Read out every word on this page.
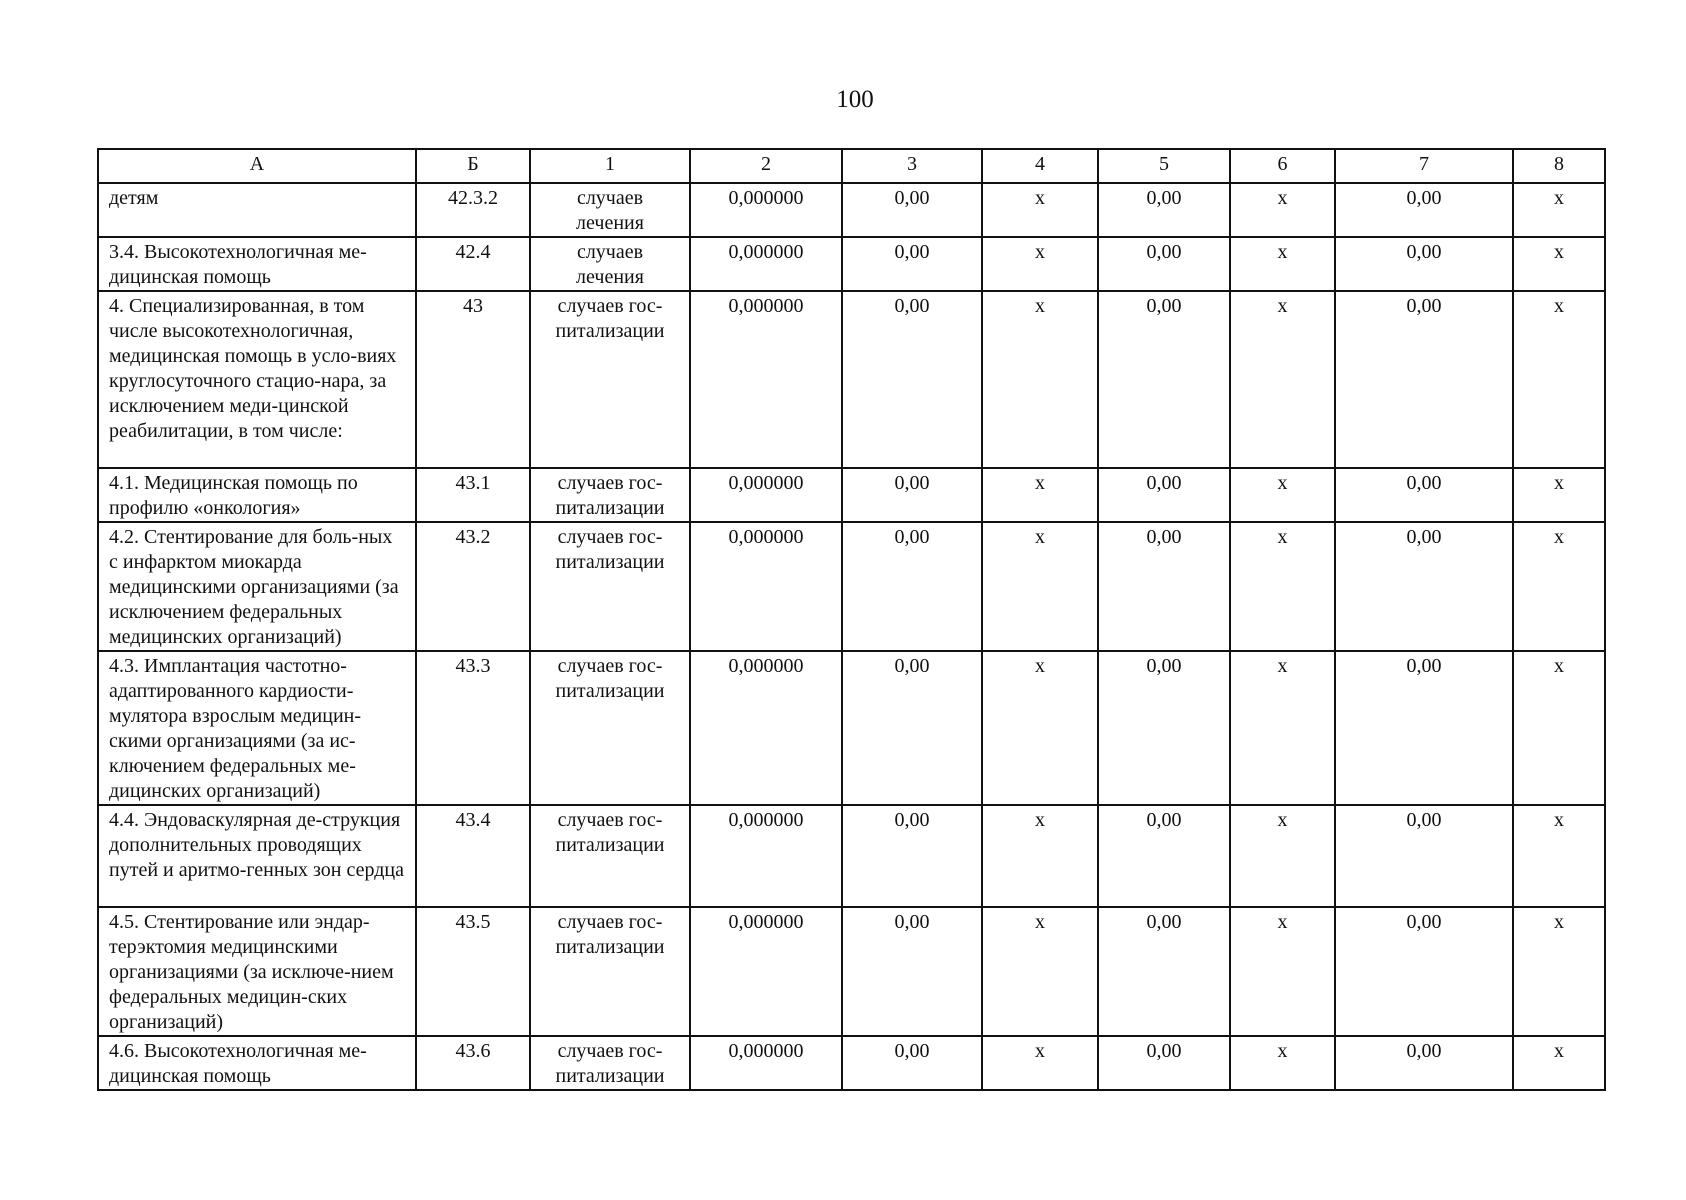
100
А	Б	1	2	3	4	5	6	7	8
детям	42.3.2	случаев лечения	0,000000	0,00	х	0,00	х	0,00	х
3.4. Высокотехнологичная ме-дицинская помощь	42.4	случаев лечения	0,000000	0,00	х	0,00	х	0,00	х
4. Специализированная, в том числе высокотехнологичная, медицинская помощь в усло-виях круглосуточного стацио-нара, за исключением меди-цинской реабилитации, в том числе:	43	случаев гос-питализации	0,000000	0,00	х	0,00	х	0,00	х
4.1. Медицинская помощь по профилю «онкология»	43.1	случаев гос-питализации	0,000000	0,00	х	0,00	х	0,00	х
4.2. Стентирование для боль-ных с инфарктом миокарда медицинскими организациями (за исключением федеральных медицинских организаций)	43.2	случаев гос-питализации	0,000000	0,00	х	0,00	х	0,00	х
4.3. Имплантация частотно-адаптированного кардиости-мулятора взрослым медицин-скими организациями (за ис-ключением федеральных ме-дицинских организаций)	43.3	случаев гос-питализации	0,000000	0,00	х	0,00	х	0,00	х
4.4. Эндоваскулярная де-струкция дополнительных проводящих путей и аритмо-генных зон сердца	43.4	случаев гос-питализации	0,000000	0,00	х	0,00	х	0,00	х
4.5. Стентирование или эндар-терэктомия медицинскими организациями (за исключе-нием федеральных медицин-ских организаций)	43.5	случаев гос-питализации	0,000000	0,00	х	0,00	х	0,00	х
4.6. Высокотехнологичная ме-дицинская помощь	43.6	случаев гос-питализации	0,000000	0,00	х	0,00	х	0,00	х
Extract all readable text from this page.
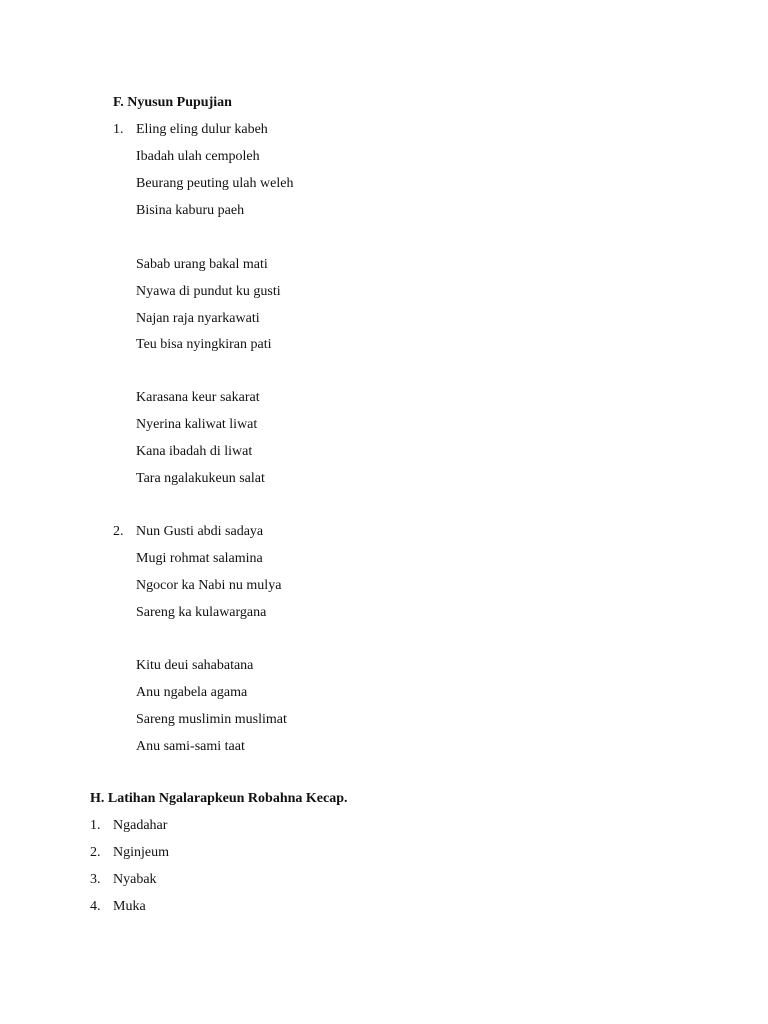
F. Nyusun Pupujian
1. Eling eling dulur kabeh
Ibadah ulah cempoleh
Beurang peuting ulah weleh
Bisina kaburu paeh
Sabab urang bakal mati
Nyawa di pundut ku gusti
Najan raja nyarkawati
Teu bisa nyingkiran pati
Karasana keur sakarat
Nyerina kaliwat liwat
Kana ibadah di liwat
Tara ngalakukeun salat
2. Nun Gusti abdi sadaya
Mugi rohmat salamina
Ngocor ka Nabi nu mulya
Sareng ka kulawargana
Kitu deui sahabatana
Anu ngabela agama
Sareng muslimin muslimat
Anu sami-sami taat
H. Latihan Ngalarapkeun Robahna Kecap.
1. Ngadahar
2. Nginjeum
3. Nyabak
4. Muka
========================
Repeat the listing verbatim. Skip the pictures.

Read out every word on this page.
100
А	Б	1	2	3	4	5	6	7	8
детям	42.3.2	случаев лечения	0,000000	0,00	х	0,00	х	0,00	х
3.4. Высокотехнологичная ме-дицинская помощь	42.4	случаев лечения	0,000000	0,00	х	0,00	х	0,00	х
4. Специализированная, в том числе высокотехнологичная, медицинская помощь в усло-виях круглосуточного стацио-нара, за исключением меди-цинской реабилитации, в том числе:	43	случаев гос-питализации	0,000000	0,00	х	0,00	х	0,00	х
4.1. Медицинская помощь по профилю «онкология»	43.1	случаев гос-питализации	0,000000	0,00	х	0,00	х	0,00	х
4.2. Стентирование для боль-ных с инфарктом миокарда медицинскими организациями (за исключением федеральных медицинских организаций)	43.2	случаев гос-питализации	0,000000	0,00	х	0,00	х	0,00	х
4.3. Имплантация частотно-адаптированного кардиости-мулятора взрослым медицин-скими организациями (за ис-ключением федеральных ме-дицинских организаций)	43.3	случаев гос-питализации	0,000000	0,00	х	0,00	х	0,00	х
4.4. Эндоваскулярная де-струкция дополнительных проводящих путей и аритмо-генных зон сердца	43.4	случаев гос-питализации	0,000000	0,00	х	0,00	х	0,00	х
4.5. Стентирование или эндар-терэктомия медицинскими организациями (за исключе-нием федеральных медицин-ских организаций)	43.5	случаев гос-питализации	0,000000	0,00	х	0,00	х	0,00	х
4.6. Высокотехнологичная ме-дицинская помощь	43.6	случаев гос-питализации	0,000000	0,00	х	0,00	х	0,00	х
Extract all readable text from this page.
F. Nyusun Pupujian
1. Eling eling dulur kabeh
Ibadah ulah cempoleh
Beurang peuting ulah weleh
Bisina kaburu paeh
Sabab urang bakal mati
Nyawa di pundut ku gusti
Najan raja nyarkawati
Teu bisa nyingkiran pati
Karasana keur sakarat
Nyerina kaliwat liwat
Kana ibadah di liwat
Tara ngalakukeun salat
2. Nun Gusti abdi sadaya
Mugi rohmat salamina
Ngocor ka Nabi nu mulya
Sareng ka kulawargana
Kitu deui sahabatana
Anu ngabela agama
Sareng muslimin muslimat
Anu sami-sami taat
H. Latihan Ngalarapkeun Robahna Kecap.
1. Ngadahar
2. Nginjeum
3. Nyabak
4. Muka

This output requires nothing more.